All entries must be repeated exactly; do not include the pictures.

-- begin --

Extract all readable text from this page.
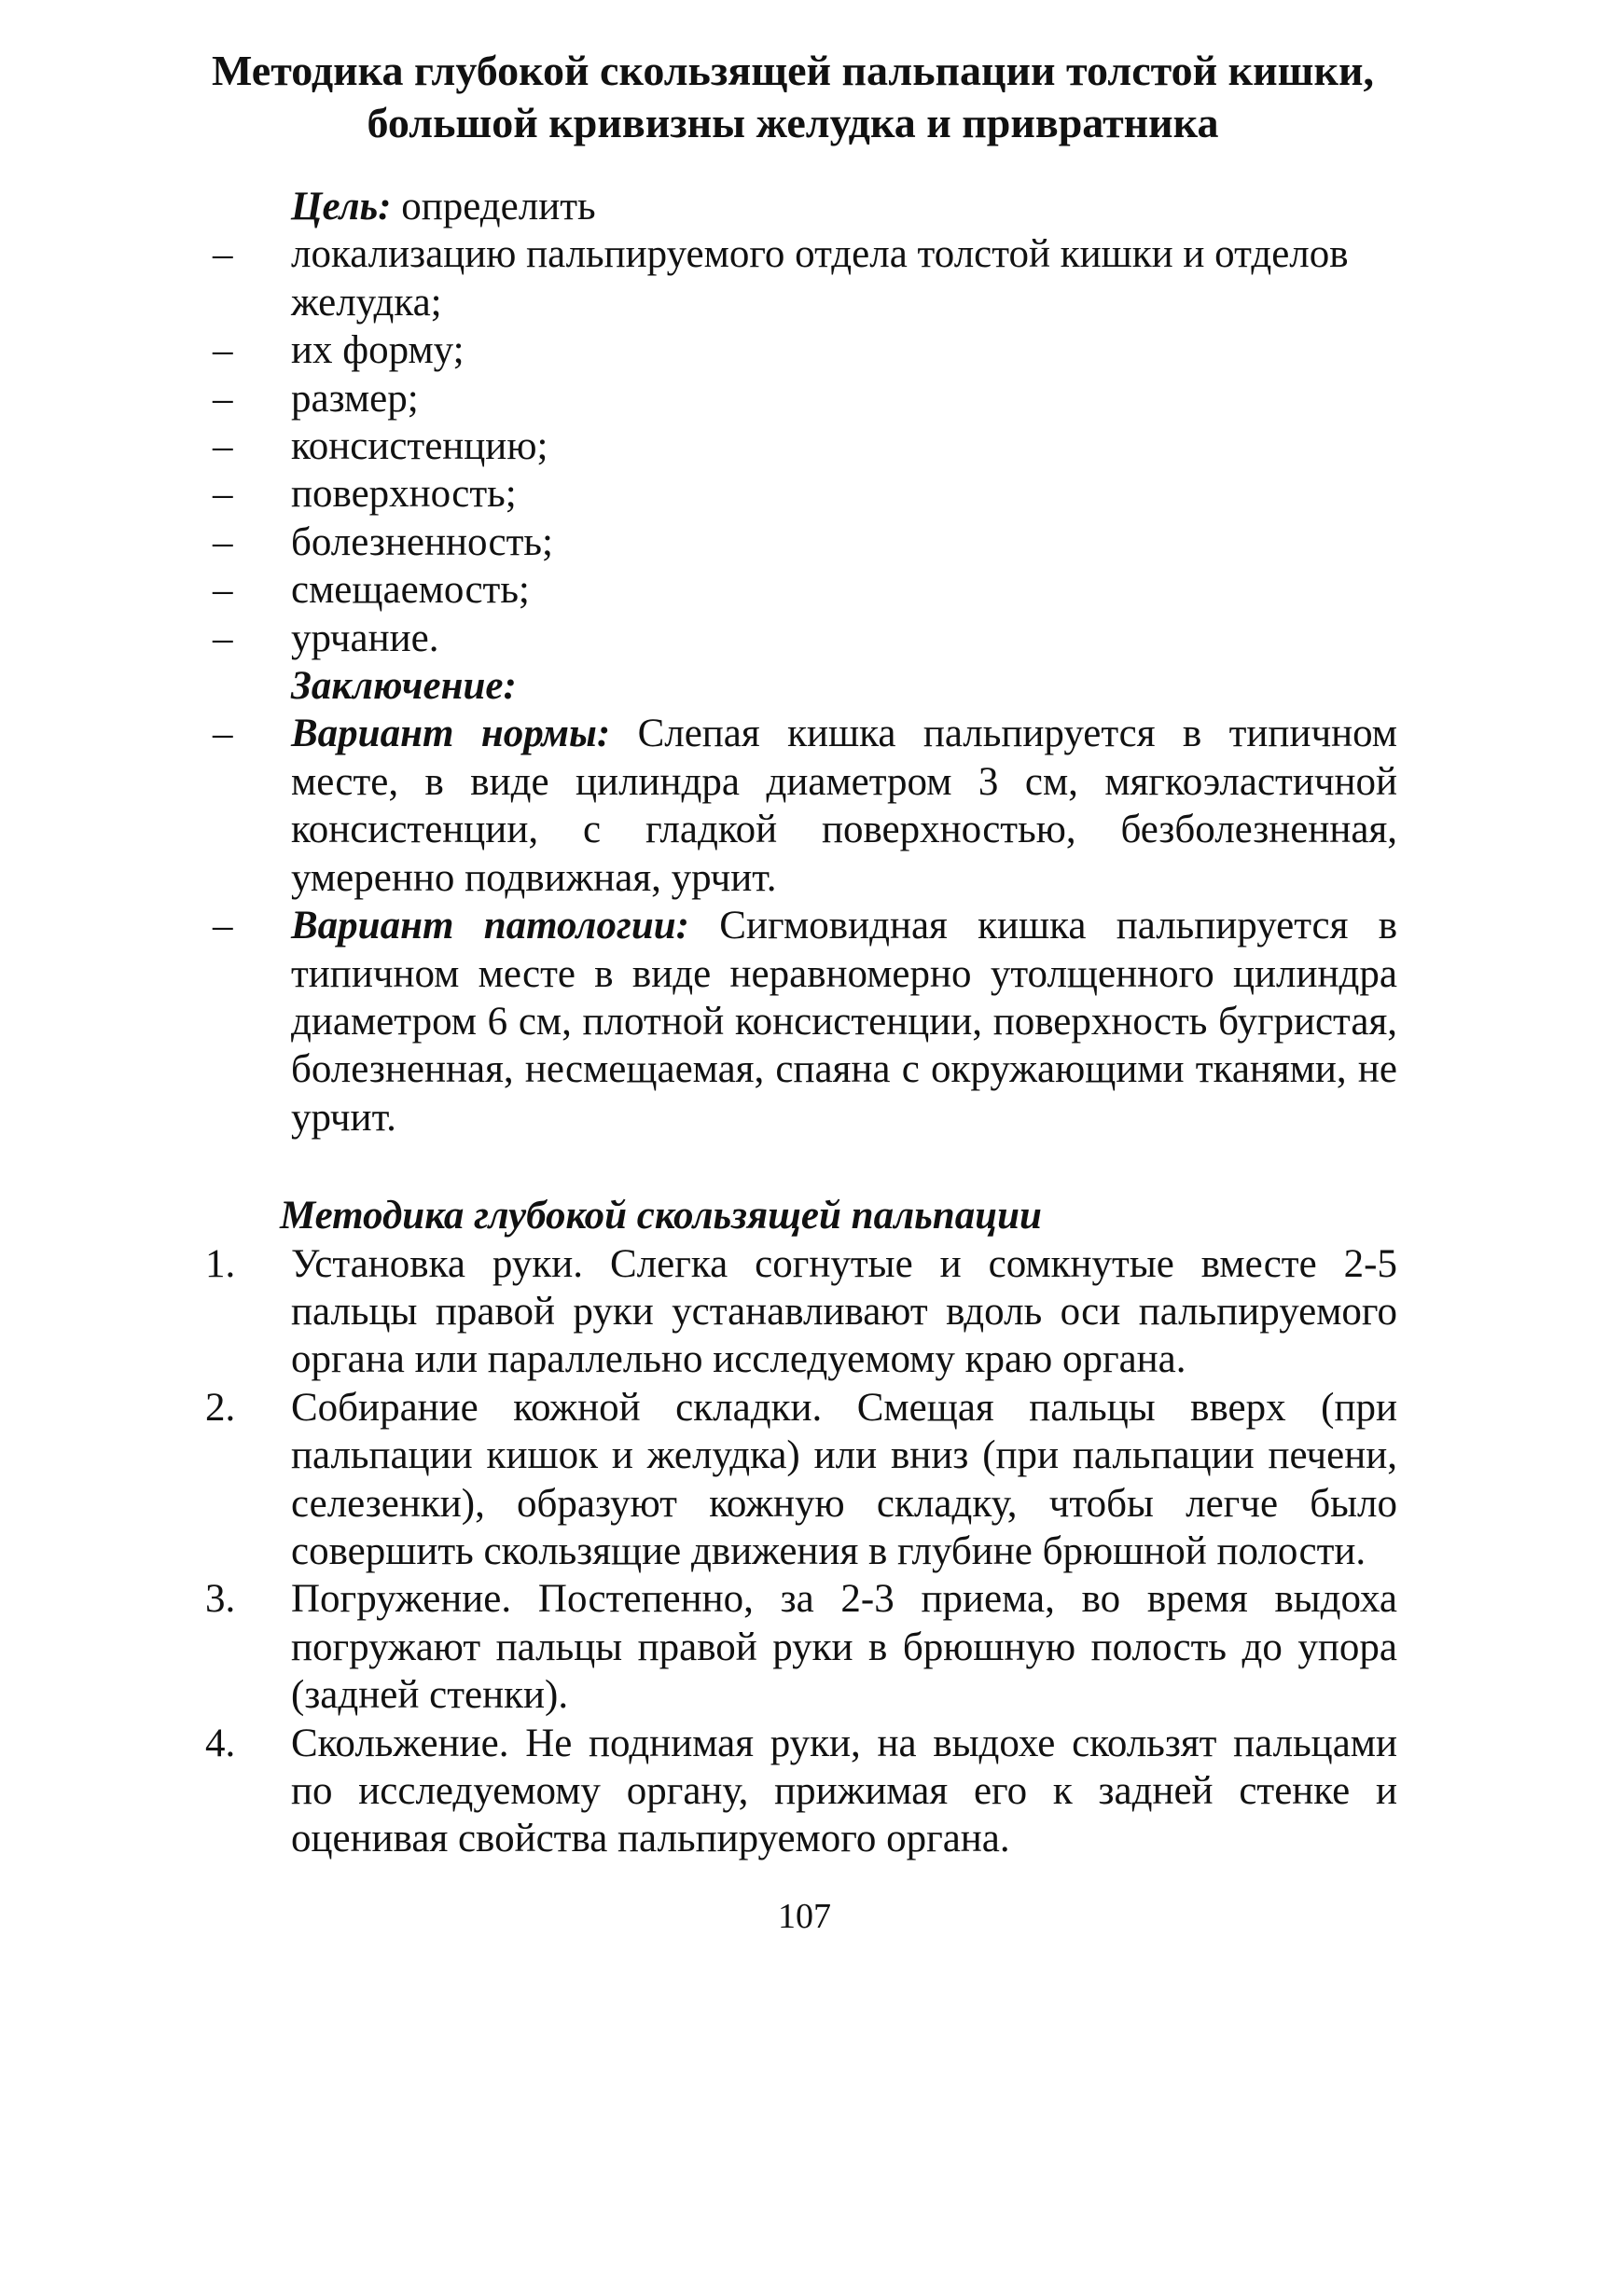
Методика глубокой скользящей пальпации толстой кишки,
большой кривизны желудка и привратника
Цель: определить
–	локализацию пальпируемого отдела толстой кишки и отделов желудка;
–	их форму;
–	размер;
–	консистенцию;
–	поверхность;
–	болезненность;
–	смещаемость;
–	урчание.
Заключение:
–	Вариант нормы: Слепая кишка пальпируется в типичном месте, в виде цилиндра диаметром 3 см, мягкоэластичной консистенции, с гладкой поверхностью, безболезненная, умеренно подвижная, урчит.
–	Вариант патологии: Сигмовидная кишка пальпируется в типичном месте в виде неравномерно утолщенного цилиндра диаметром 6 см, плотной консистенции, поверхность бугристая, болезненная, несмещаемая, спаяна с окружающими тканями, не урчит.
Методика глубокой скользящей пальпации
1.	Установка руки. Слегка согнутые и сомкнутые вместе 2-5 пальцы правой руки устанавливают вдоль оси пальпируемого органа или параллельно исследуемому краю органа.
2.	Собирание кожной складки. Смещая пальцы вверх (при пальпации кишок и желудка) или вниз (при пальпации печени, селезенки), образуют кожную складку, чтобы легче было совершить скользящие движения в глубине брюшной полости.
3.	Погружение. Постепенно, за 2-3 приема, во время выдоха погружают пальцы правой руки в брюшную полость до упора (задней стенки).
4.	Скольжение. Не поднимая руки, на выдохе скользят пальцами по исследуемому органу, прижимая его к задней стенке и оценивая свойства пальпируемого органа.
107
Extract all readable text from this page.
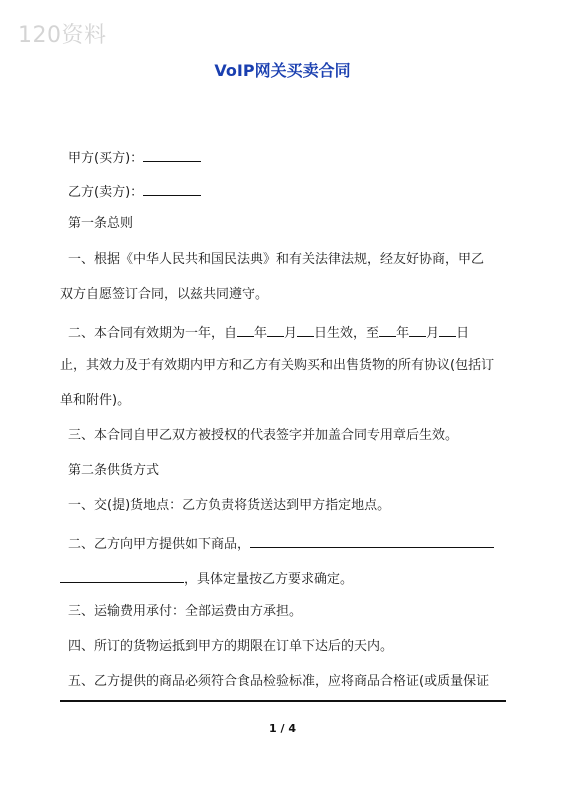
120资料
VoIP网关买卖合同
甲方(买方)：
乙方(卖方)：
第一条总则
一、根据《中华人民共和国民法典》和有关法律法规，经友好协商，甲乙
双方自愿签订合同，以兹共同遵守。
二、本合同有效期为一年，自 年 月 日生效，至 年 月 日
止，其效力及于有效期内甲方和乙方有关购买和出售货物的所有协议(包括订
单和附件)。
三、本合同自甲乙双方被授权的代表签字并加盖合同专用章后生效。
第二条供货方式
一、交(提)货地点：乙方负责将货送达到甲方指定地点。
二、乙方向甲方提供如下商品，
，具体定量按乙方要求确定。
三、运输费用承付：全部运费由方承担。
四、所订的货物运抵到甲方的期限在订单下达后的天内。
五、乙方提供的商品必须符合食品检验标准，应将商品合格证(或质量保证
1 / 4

-- end --

Exercise solution >>
Extract all readable text from this page.
Методика глубокой скользящей пальпации толстой кишки,
большой кривизны желудка и привратника
Цель: определить
–	локализацию пальпируемого отдела толстой кишки и отделов желудка;
–	их форму;
–	размер;
–	консистенцию;
–	поверхность;
–	болезненность;
–	смещаемость;
–	урчание.
Заключение:
–	Вариант нормы: Слепая кишка пальпируется в типичном месте, в виде цилиндра диаметром 3 см, мягкоэластичной консистенции, с гладкой поверхностью, безболезненная, умеренно подвижная, урчит.
–	Вариант патологии: Сигмовидная кишка пальпируется в типичном месте в виде неравномерно утолщенного цилиндра диаметром 6 см, плотной консистенции, поверхность бугристая, болезненная, несмещаемая, спаяна с окружающими тканями, не урчит.
Методика глубокой скользящей пальпации
1.	Установка руки. Слегка согнутые и сомкнутые вместе 2-5 пальцы правой руки устанавливают вдоль оси пальпируемого органа или параллельно исследуемому краю органа.
2.	Собирание кожной складки. Смещая пальцы вверх (при пальпации кишок и желудка) или вниз (при пальпации печени, селезенки), образуют кожную складку, чтобы легче было совершить скользящие движения в глубине брюшной полости.
3.	Погружение. Постепенно, за 2-3 приема, во время выдоха погружают пальцы правой руки в брюшную полость до упора (задней стенки).
4.	Скольжение. Не поднимая руки, на выдохе скользят пальцами по исследуемому органу, прижимая его к задней стенке и оценивая свойства пальпируемого органа.
107
Extract all readable text from this page.
120资料
VoIP网关买卖合同
甲方(买方)：
乙方(卖方)：
第一条总则
一、根据《中华人民共和国民法典》和有关法律法规，经友好协商，甲乙
双方自愿签订合同，以兹共同遵守。
二、本合同有效期为一年，自 年 月 日生效，至 年 月 日
止，其效力及于有效期内甲方和乙方有关购买和出售货物的所有协议(包括订
单和附件)。
三、本合同自甲乙双方被授权的代表签字并加盖合同专用章后生效。
第二条供货方式
一、交(提)货地点：乙方负责将货送达到甲方指定地点。
二、乙方向甲方提供如下商品，
，具体定量按乙方要求确定。
三、运输费用承付：全部运费由方承担。
四、所订的货物运抵到甲方的期限在订单下达后的天内。
五、乙方提供的商品必须符合食品检验标准，应将商品合格证(或质量保证
1 / 4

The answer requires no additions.